▸ **Goal of the exercise**
All entries below are to be set down again, identical to the source.

____________________

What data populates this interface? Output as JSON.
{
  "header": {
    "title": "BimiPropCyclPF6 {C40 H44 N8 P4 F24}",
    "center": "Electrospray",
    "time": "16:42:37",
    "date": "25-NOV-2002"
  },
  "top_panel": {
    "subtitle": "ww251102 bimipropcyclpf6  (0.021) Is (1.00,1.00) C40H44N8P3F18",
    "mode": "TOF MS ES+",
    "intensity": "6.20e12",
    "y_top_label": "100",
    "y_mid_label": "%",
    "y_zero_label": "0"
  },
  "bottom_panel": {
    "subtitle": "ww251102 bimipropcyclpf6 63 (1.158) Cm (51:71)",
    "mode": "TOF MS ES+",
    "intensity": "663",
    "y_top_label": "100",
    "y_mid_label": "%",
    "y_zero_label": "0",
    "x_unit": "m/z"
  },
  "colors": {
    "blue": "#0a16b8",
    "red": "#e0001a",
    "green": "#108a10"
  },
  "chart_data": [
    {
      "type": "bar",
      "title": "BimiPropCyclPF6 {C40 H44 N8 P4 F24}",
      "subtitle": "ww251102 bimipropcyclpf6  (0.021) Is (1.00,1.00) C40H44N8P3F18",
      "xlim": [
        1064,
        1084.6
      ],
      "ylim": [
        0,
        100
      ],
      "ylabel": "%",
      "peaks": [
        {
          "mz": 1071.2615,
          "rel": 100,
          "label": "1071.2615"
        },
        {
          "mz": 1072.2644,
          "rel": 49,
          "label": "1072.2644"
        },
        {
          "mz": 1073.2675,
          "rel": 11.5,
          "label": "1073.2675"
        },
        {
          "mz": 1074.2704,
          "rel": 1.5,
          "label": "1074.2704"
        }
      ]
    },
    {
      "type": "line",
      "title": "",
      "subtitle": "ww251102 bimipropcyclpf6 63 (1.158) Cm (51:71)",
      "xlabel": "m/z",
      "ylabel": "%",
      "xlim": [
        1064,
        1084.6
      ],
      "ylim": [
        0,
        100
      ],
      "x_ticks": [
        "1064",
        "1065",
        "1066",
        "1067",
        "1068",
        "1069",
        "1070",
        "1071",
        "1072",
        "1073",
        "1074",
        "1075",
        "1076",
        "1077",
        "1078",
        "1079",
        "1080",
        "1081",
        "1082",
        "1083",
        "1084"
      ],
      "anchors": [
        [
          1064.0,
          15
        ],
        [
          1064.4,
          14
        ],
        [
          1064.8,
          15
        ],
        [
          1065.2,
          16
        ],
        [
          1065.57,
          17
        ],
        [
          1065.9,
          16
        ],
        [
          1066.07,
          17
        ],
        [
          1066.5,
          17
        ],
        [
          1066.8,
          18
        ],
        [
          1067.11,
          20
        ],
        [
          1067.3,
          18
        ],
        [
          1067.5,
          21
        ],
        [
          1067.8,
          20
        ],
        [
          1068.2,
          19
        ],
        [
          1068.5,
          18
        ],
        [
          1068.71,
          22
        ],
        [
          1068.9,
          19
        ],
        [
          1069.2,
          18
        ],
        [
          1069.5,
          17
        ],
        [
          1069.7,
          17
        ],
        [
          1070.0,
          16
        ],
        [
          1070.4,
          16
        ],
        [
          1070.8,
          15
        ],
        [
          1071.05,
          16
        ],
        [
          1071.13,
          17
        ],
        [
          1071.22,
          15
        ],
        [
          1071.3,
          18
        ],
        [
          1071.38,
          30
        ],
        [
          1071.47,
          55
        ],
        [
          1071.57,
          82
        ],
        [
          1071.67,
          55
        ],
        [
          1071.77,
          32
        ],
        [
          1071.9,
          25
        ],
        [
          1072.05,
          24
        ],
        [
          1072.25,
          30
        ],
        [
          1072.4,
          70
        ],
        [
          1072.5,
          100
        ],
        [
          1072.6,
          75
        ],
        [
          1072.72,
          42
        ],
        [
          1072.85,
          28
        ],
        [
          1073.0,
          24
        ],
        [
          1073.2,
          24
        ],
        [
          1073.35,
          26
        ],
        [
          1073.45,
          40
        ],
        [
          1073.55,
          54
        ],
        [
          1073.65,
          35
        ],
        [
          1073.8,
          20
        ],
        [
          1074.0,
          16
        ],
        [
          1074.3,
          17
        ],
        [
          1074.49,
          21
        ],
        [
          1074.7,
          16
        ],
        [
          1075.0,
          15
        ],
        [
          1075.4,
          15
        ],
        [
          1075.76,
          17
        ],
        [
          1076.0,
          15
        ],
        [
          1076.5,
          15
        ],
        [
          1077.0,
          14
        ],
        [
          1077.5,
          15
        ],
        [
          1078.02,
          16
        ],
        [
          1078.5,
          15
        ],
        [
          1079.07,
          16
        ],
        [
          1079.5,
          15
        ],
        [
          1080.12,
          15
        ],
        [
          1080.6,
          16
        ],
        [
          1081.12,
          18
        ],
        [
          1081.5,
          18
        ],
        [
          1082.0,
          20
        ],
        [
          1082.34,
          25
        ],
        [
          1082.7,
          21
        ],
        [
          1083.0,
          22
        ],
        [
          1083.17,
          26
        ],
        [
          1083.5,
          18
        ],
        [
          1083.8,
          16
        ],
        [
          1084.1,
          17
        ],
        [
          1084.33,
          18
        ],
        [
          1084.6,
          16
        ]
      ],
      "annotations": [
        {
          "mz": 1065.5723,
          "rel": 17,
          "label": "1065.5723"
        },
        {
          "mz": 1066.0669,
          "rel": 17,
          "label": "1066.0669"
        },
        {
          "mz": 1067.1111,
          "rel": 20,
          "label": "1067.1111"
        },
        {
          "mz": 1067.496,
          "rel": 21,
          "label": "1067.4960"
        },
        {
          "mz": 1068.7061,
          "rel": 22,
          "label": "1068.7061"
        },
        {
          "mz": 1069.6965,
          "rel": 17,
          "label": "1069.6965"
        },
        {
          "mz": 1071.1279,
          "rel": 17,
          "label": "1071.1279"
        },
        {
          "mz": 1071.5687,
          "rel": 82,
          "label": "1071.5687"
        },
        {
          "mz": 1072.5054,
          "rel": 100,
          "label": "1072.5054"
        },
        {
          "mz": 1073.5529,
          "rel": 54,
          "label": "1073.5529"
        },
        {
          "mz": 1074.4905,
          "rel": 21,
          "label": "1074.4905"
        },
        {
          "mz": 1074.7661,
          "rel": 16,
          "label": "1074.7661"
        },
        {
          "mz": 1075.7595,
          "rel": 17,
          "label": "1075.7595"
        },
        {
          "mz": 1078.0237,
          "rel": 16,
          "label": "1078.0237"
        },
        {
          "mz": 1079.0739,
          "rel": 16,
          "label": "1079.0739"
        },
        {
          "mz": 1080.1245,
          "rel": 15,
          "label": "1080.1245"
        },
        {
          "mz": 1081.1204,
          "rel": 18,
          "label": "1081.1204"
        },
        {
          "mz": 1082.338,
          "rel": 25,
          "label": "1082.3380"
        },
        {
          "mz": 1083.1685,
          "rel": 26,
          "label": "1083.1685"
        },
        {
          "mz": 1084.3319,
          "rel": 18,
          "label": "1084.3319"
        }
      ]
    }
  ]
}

____________________

▸ **Solution**
What data populates this interface? Output as JSON.
{
  "header": {
    "title": "BimiPropCyclPF6 {C40 H44 N8 P4 F24}",
    "center": "Electrospray",
    "time": "16:42:37",
    "date": "25-NOV-2002"
  },
  "top_panel": {
    "subtitle": "ww251102 bimipropcyclpf6  (0.021) Is (1.00,1.00) C40H44N8P3F18",
    "mode": "TOF MS ES+",
    "intensity": "6.20e12",
    "y_top_label": "100",
    "y_mid_label": "%",
    "y_zero_label": "0"
  },
  "bottom_panel": {
    "subtitle": "ww251102 bimipropcyclpf6 63 (1.158) Cm (51:71)",
    "mode": "TOF MS ES+",
    "intensity": "663",
    "y_top_label": "100",
    "y_mid_label": "%",
    "y_zero_label": "0",
    "x_unit": "m/z"
  },
  "colors": {
    "blue": "#0a16b8",
    "red": "#e0001a",
    "green": "#108a10"
  },
  "chart_data": [
    {
      "type": "bar",
      "title": "BimiPropCyclPF6 {C40 H44 N8 P4 F24}",
      "subtitle": "ww251102 bimipropcyclpf6  (0.021) Is (1.00,1.00) C40H44N8P3F18",
      "xlim": [
        1064,
        1084.6
      ],
      "ylim": [
        0,
        100
      ],
      "ylabel": "%",
      "peaks": [
        {
          "mz": 1071.2615,
          "rel": 100,
          "label": "1071.2615"
        },
        {
          "mz": 1072.2644,
          "rel": 49,
          "label": "1072.2644"
        },
        {
          "mz": 1073.2675,
          "rel": 11.5,
          "label": "1073.2675"
        },
        {
          "mz": 1074.2704,
          "rel": 1.5,
          "label": "1074.2704"
        }
      ]
    },
    {
      "type": "line",
      "title": "",
      "subtitle": "ww251102 bimipropcyclpf6 63 (1.158) Cm (51:71)",
      "xlabel": "m/z",
      "ylabel": "%",
      "xlim": [
        1064,
        1084.6
      ],
      "ylim": [
        0,
        100
      ],
      "x_ticks": [
        "1064",
        "1065",
        "1066",
        "1067",
        "1068",
        "1069",
        "1070",
        "1071",
        "1072",
        "1073",
        "1074",
        "1075",
        "1076",
        "1077",
        "1078",
        "1079",
        "1080",
        "1081",
        "1082",
        "1083",
        "1084"
      ],
      "anchors": [
        [
          1064.0,
          15
        ],
        [
          1064.4,
          14
        ],
        [
          1064.8,
          15
        ],
        [
          1065.2,
          16
        ],
        [
          1065.57,
          17
        ],
        [
          1065.9,
          16
        ],
        [
          1066.07,
          17
        ],
        [
          1066.5,
          17
        ],
        [
          1066.8,
          18
        ],
        [
          1067.11,
          20
        ],
        [
          1067.3,
          18
        ],
        [
          1067.5,
          21
        ],
        [
          1067.8,
          20
        ],
        [
          1068.2,
          19
        ],
        [
          1068.5,
          18
        ],
        [
          1068.71,
          22
        ],
        [
          1068.9,
          19
        ],
        [
          1069.2,
          18
        ],
        [
          1069.5,
          17
        ],
        [
          1069.7,
          17
        ],
        [
          1070.0,
          16
        ],
        [
          1070.4,
          16
        ],
        [
          1070.8,
          15
        ],
        [
          1071.05,
          16
        ],
        [
          1071.13,
          17
        ],
        [
          1071.22,
          15
        ],
        [
          1071.3,
          18
        ],
        [
          1071.38,
          30
        ],
        [
          1071.47,
          55
        ],
        [
          1071.57,
          82
        ],
        [
          1071.67,
          55
        ],
        [
          1071.77,
          32
        ],
        [
          1071.9,
          25
        ],
        [
          1072.05,
          24
        ],
        [
          1072.25,
          30
        ],
        [
          1072.4,
          70
        ],
        [
          1072.5,
          100
        ],
        [
          1072.6,
          75
        ],
        [
          1072.72,
          42
        ],
        [
          1072.85,
          28
        ],
        [
          1073.0,
          24
        ],
        [
          1073.2,
          24
        ],
        [
          1073.35,
          26
        ],
        [
          1073.45,
          40
        ],
        [
          1073.55,
          54
        ],
        [
          1073.65,
          35
        ],
        [
          1073.8,
          20
        ],
        [
          1074.0,
          16
        ],
        [
          1074.3,
          17
        ],
        [
          1074.49,
          21
        ],
        [
          1074.7,
          16
        ],
        [
          1075.0,
          15
        ],
        [
          1075.4,
          15
        ],
        [
          1075.76,
          17
        ],
        [
          1076.0,
          15
        ],
        [
          1076.5,
          15
        ],
        [
          1077.0,
          14
        ],
        [
          1077.5,
          15
        ],
        [
          1078.02,
          16
        ],
        [
          1078.5,
          15
        ],
        [
          1079.07,
          16
        ],
        [
          1079.5,
          15
        ],
        [
          1080.12,
          15
        ],
        [
          1080.6,
          16
        ],
        [
          1081.12,
          18
        ],
        [
          1081.5,
          18
        ],
        [
          1082.0,
          20
        ],
        [
          1082.34,
          25
        ],
        [
          1082.7,
          21
        ],
        [
          1083.0,
          22
        ],
        [
          1083.17,
          26
        ],
        [
          1083.5,
          18
        ],
        [
          1083.8,
          16
        ],
        [
          1084.1,
          17
        ],
        [
          1084.33,
          18
        ],
        [
          1084.6,
          16
        ]
      ],
      "annotations": [
        {
          "mz": 1065.5723,
          "rel": 17,
          "label": "1065.5723"
        },
        {
          "mz": 1066.0669,
          "rel": 17,
          "label": "1066.0669"
        },
        {
          "mz": 1067.1111,
          "rel": 20,
          "label": "1067.1111"
        },
        {
          "mz": 1067.496,
          "rel": 21,
          "label": "1067.4960"
        },
        {
          "mz": 1068.7061,
          "rel": 22,
          "label": "1068.7061"
        },
        {
          "mz": 1069.6965,
          "rel": 17,
          "label": "1069.6965"
        },
        {
          "mz": 1071.1279,
          "rel": 17,
          "label": "1071.1279"
        },
        {
          "mz": 1071.5687,
          "rel": 82,
          "label": "1071.5687"
        },
        {
          "mz": 1072.5054,
          "rel": 100,
          "label": "1072.5054"
        },
        {
          "mz": 1073.5529,
          "rel": 54,
          "label": "1073.5529"
        },
        {
          "mz": 1074.4905,
          "rel": 21,
          "label": "1074.4905"
        },
        {
          "mz": 1074.7661,
          "rel": 16,
          "label": "1074.7661"
        },
        {
          "mz": 1075.7595,
          "rel": 17,
          "label": "1075.7595"
        },
        {
          "mz": 1078.0237,
          "rel": 16,
          "label": "1078.0237"
        },
        {
          "mz": 1079.0739,
          "rel": 16,
          "label": "1079.0739"
        },
        {
          "mz": 1080.1245,
          "rel": 15,
          "label": "1080.1245"
        },
        {
          "mz": 1081.1204,
          "rel": 18,
          "label": "1081.1204"
        },
        {
          "mz": 1082.338,
          "rel": 25,
          "label": "1082.3380"
        },
        {
          "mz": 1083.1685,
          "rel": 26,
          "label": "1083.1685"
        },
        {
          "mz": 1084.3319,
          "rel": 18,
          "label": "1084.3319"
        }
      ]
    }
  ]
}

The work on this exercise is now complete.